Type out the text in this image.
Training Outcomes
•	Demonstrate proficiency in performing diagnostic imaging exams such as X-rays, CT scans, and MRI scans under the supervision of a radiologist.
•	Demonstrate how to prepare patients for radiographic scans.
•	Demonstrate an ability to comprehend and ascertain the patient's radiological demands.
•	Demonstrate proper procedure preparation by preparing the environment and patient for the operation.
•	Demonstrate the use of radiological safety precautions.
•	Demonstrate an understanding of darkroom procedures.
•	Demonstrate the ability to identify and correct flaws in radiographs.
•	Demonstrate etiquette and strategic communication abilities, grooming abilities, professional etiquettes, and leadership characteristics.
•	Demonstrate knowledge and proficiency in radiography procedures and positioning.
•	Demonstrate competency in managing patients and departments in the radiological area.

* * * * * * *

[WORK INSTRUCTIONS] Print the records above in full, exactly.

[TASK RESULT]
Type out the text in this image.
Training Outcomes
•	Demonstrate proficiency in performing diagnostic imaging exams such as X-rays, CT scans, and MRI scans under the supervision of a radiologist.
•	Demonstrate how to prepare patients for radiographic scans.
•	Demonstrate an ability to comprehend and ascertain the patient's radiological demands.
•	Demonstrate proper procedure preparation by preparing the environment and patient for the operation.
•	Demonstrate the use of radiological safety precautions.
•	Demonstrate an understanding of darkroom procedures.
•	Demonstrate the ability to identify and correct flaws in radiographs.
•	Demonstrate etiquette and strategic communication abilities, grooming abilities, professional etiquettes, and leadership characteristics.
•	Demonstrate knowledge and proficiency in radiography procedures and positioning.
•	Demonstrate competency in managing patients and departments in the radiological area.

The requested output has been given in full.